Start of Stored rows

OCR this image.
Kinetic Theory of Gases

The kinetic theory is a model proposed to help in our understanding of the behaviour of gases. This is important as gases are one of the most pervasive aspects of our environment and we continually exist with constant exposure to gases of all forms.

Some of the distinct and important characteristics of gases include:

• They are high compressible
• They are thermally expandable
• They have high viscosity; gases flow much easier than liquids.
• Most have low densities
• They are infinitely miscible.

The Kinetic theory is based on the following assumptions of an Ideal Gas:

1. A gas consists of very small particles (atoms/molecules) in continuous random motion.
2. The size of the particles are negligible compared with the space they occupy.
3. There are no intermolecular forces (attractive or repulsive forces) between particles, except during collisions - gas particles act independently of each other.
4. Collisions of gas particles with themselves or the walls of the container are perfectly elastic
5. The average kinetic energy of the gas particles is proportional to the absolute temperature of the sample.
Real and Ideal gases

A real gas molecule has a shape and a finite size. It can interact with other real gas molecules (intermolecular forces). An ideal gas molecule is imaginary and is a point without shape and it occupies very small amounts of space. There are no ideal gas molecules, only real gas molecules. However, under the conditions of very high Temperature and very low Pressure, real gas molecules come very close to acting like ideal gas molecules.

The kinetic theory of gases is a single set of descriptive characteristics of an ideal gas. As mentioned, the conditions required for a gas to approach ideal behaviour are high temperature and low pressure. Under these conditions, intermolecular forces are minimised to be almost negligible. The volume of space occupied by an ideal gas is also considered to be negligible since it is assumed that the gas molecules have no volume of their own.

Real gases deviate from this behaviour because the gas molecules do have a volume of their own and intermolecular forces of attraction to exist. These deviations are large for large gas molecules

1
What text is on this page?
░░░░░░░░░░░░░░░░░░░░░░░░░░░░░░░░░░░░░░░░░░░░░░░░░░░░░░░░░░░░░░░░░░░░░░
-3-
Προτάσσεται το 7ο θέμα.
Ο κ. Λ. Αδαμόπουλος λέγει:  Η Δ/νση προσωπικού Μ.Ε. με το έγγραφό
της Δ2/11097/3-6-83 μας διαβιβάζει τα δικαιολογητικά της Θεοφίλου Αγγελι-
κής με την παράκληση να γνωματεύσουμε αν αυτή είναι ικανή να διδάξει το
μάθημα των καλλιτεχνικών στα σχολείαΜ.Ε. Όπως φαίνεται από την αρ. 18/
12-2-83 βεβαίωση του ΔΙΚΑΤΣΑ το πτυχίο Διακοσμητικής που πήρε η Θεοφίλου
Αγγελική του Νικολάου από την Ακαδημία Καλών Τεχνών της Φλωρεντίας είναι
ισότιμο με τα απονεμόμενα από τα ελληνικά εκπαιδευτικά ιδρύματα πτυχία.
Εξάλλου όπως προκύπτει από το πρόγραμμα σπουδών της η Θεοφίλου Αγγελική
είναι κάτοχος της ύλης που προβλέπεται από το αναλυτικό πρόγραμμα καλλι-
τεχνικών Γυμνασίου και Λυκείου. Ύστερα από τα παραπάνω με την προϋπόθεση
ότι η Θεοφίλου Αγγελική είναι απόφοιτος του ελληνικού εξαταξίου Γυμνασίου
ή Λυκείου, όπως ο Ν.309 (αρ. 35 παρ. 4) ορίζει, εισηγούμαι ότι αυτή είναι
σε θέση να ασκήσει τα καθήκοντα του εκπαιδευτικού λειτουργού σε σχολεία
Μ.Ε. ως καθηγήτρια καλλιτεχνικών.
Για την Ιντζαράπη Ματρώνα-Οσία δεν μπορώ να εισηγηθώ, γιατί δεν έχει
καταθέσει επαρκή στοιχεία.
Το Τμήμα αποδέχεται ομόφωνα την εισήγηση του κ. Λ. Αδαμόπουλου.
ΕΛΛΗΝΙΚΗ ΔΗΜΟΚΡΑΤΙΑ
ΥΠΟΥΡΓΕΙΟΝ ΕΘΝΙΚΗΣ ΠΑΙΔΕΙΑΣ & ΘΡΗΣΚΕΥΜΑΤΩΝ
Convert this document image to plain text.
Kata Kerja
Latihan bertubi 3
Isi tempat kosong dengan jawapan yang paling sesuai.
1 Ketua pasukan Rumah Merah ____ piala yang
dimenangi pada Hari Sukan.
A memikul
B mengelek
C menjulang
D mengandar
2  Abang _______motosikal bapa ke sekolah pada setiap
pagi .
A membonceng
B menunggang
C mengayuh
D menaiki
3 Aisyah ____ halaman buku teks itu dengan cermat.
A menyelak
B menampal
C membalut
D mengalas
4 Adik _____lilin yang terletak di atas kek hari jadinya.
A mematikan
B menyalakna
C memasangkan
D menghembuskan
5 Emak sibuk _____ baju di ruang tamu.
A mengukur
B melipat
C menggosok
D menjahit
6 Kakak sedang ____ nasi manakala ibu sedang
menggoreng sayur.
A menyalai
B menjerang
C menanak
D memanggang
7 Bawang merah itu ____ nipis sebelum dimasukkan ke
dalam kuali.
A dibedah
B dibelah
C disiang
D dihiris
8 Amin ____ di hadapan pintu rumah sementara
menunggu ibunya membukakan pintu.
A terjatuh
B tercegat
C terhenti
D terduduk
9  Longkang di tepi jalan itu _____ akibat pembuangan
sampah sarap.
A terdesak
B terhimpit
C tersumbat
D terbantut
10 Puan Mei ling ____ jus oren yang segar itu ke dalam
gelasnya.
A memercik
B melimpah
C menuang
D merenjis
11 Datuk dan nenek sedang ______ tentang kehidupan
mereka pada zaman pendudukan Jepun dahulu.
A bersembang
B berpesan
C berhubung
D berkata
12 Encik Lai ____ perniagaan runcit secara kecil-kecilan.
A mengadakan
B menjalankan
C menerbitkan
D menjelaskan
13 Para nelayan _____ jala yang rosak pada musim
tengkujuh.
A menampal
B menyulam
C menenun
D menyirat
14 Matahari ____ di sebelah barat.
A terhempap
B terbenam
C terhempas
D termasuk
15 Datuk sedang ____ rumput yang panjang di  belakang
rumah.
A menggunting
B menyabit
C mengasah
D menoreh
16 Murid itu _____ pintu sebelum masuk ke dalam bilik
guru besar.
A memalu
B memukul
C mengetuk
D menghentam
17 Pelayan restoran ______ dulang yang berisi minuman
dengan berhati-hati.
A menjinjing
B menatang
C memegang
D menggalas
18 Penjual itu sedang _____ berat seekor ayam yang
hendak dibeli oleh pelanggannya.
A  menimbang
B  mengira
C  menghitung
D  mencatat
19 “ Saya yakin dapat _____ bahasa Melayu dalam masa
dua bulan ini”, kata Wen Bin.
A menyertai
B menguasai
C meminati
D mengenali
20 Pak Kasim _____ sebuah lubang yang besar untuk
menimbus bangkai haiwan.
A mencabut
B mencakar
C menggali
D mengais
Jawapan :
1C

End of Stored rows

Make an exact copy of every line in the data.

OCR this image.
Kinetic Theory of Gases

The kinetic theory is a model proposed to help in our understanding of the behaviour of gases. This is important as gases are one of the most pervasive aspects of our environment and we continually exist with constant exposure to gases of all forms.

Some of the distinct and important characteristics of gases include:

• They are high compressible
• They are thermally expandable
• They have high viscosity; gases flow much easier than liquids.
• Most have low densities
• They are infinitely miscible.

The Kinetic theory is based on the following assumptions of an Ideal Gas:

1. A gas consists of very small particles (atoms/molecules) in continuous random motion.
2. The size of the particles are negligible compared with the space they occupy.
3. There are no intermolecular forces (attractive or repulsive forces) between particles, except during collisions - gas particles act independently of each other.
4. Collisions of gas particles with themselves or the walls of the container are perfectly elastic
5. The average kinetic energy of the gas particles is proportional to the absolute temperature of the sample.
Real and Ideal gases

A real gas molecule has a shape and a finite size. It can interact with other real gas molecules (intermolecular forces). An ideal gas molecule is imaginary and is a point without shape and it occupies very small amounts of space. There are no ideal gas molecules, only real gas molecules. However, under the conditions of very high Temperature and very low Pressure, real gas molecules come very close to acting like ideal gas molecules.

The kinetic theory of gases is a single set of descriptive characteristics of an ideal gas. As mentioned, the conditions required for a gas to approach ideal behaviour are high temperature and low pressure. Under these conditions, intermolecular forces are minimised to be almost negligible. The volume of space occupied by an ideal gas is also considered to be negligible since it is assumed that the gas molecules have no volume of their own.

Real gases deviate from this behaviour because the gas molecules do have a volume of their own and intermolecular forces of attraction to exist. These deviations are large for large gas molecules

1
What text is on this page?
░░░░░░░░░░░░░░░░░░░░░░░░░░░░░░░░░░░░░░░░░░░░░░░░░░░░░░░░░░░░░░░░░░░░░░
-3-
Προτάσσεται το 7ο θέμα.
Ο κ. Λ. Αδαμόπουλος λέγει:  Η Δ/νση προσωπικού Μ.Ε. με το έγγραφό
της Δ2/11097/3-6-83 μας διαβιβάζει τα δικαιολογητικά της Θεοφίλου Αγγελι-
κής με την παράκληση να γνωματεύσουμε αν αυτή είναι ικανή να διδάξει το
μάθημα των καλλιτεχνικών στα σχολείαΜ.Ε. Όπως φαίνεται από την αρ. 18/
12-2-83 βεβαίωση του ΔΙΚΑΤΣΑ το πτυχίο Διακοσμητικής που πήρε η Θεοφίλου
Αγγελική του Νικολάου από την Ακαδημία Καλών Τεχνών της Φλωρεντίας είναι
ισότιμο με τα απονεμόμενα από τα ελληνικά εκπαιδευτικά ιδρύματα πτυχία.
Εξάλλου όπως προκύπτει από το πρόγραμμα σπουδών της η Θεοφίλου Αγγελική
είναι κάτοχος της ύλης που προβλέπεται από το αναλυτικό πρόγραμμα καλλι-
τεχνικών Γυμνασίου και Λυκείου. Ύστερα από τα παραπάνω με την προϋπόθεση
ότι η Θεοφίλου Αγγελική είναι απόφοιτος του ελληνικού εξαταξίου Γυμνασίου
ή Λυκείου, όπως ο Ν.309 (αρ. 35 παρ. 4) ορίζει, εισηγούμαι ότι αυτή είναι
σε θέση να ασκήσει τα καθήκοντα του εκπαιδευτικού λειτουργού σε σχολεία
Μ.Ε. ως καθηγήτρια καλλιτεχνικών.
Για την Ιντζαράπη Ματρώνα-Οσία δεν μπορώ να εισηγηθώ, γιατί δεν έχει
καταθέσει επαρκή στοιχεία.
Το Τμήμα αποδέχεται ομόφωνα την εισήγηση του κ. Λ. Αδαμόπουλου.
ΕΛΛΗΝΙΚΗ ΔΗΜΟΚΡΑΤΙΑ
ΥΠΟΥΡΓΕΙΟΝ ΕΘΝΙΚΗΣ ΠΑΙΔΕΙΑΣ & ΘΡΗΣΚΕΥΜΑΤΩΝ
Convert this document image to plain text.
Kata Kerja
Latihan bertubi 3
Isi tempat kosong dengan jawapan yang paling sesuai.
1 Ketua pasukan Rumah Merah ____ piala yang
dimenangi pada Hari Sukan.
A memikul
B mengelek
C menjulang
D mengandar
2  Abang _______motosikal bapa ke sekolah pada setiap
pagi .
A membonceng
B menunggang
C mengayuh
D menaiki
3 Aisyah ____ halaman buku teks itu dengan cermat.
A menyelak
B menampal
C membalut
D mengalas
4 Adik _____lilin yang terletak di atas kek hari jadinya.
A mematikan
B menyalakna
C memasangkan
D menghembuskan
5 Emak sibuk _____ baju di ruang tamu.
A mengukur
B melipat
C menggosok
D menjahit
6 Kakak sedang ____ nasi manakala ibu sedang
menggoreng sayur.
A menyalai
B menjerang
C menanak
D memanggang
7 Bawang merah itu ____ nipis sebelum dimasukkan ke
dalam kuali.
A dibedah
B dibelah
C disiang
D dihiris
8 Amin ____ di hadapan pintu rumah sementara
menunggu ibunya membukakan pintu.
A terjatuh
B tercegat
C terhenti
D terduduk
9  Longkang di tepi jalan itu _____ akibat pembuangan
sampah sarap.
A terdesak
B terhimpit
C tersumbat
D terbantut
10 Puan Mei ling ____ jus oren yang segar itu ke dalam
gelasnya.
A memercik
B melimpah
C menuang
D merenjis
11 Datuk dan nenek sedang ______ tentang kehidupan
mereka pada zaman pendudukan Jepun dahulu.
A bersembang
B berpesan
C berhubung
D berkata
12 Encik Lai ____ perniagaan runcit secara kecil-kecilan.
A mengadakan
B menjalankan
C menerbitkan
D menjelaskan
13 Para nelayan _____ jala yang rosak pada musim
tengkujuh.
A menampal
B menyulam
C menenun
D menyirat
14 Matahari ____ di sebelah barat.
A terhempap
B terbenam
C terhempas
D termasuk
15 Datuk sedang ____ rumput yang panjang di  belakang
rumah.
A menggunting
B menyabit
C mengasah
D menoreh
16 Murid itu _____ pintu sebelum masuk ke dalam bilik
guru besar.
A memalu
B memukul
C mengetuk
D menghentam
17 Pelayan restoran ______ dulang yang berisi minuman
dengan berhati-hati.
A menjinjing
B menatang
C memegang
D menggalas
18 Penjual itu sedang _____ berat seekor ayam yang
hendak dibeli oleh pelanggannya.
A  menimbang
B  mengira
C  menghitung
D  mencatat
19 “ Saya yakin dapat _____ bahasa Melayu dalam masa
dua bulan ini”, kata Wen Bin.
A menyertai
B menguasai
C meminati
D mengenali
20 Pak Kasim _____ sebuah lubang yang besar untuk
menimbus bangkai haiwan.
A mencabut
B mencakar
C menggali
D mengais
Jawapan :
1C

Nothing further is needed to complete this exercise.